Tally all lines containing the word "образуется". Give the number alone.

*** EXERCISE DATA ***

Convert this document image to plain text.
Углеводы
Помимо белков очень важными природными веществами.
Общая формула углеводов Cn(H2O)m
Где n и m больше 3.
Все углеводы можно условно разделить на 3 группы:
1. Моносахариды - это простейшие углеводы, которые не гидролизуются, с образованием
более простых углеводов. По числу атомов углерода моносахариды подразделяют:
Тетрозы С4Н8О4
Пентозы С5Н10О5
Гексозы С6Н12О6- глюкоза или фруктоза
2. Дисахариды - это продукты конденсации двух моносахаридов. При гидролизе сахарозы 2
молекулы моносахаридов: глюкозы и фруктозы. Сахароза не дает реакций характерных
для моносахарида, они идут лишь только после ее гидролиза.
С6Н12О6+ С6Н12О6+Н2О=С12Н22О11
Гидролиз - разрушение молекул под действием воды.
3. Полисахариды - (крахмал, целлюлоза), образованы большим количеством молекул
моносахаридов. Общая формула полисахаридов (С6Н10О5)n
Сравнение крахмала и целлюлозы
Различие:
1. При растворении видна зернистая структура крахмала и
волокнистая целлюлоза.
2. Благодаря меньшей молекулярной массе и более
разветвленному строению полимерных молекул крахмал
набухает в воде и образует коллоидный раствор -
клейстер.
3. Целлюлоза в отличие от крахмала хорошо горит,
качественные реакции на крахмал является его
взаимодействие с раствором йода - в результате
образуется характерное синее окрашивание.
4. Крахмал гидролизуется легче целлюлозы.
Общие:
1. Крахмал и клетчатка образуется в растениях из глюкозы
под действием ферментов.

***

SOLUTION FOR THIS PROBLEM
2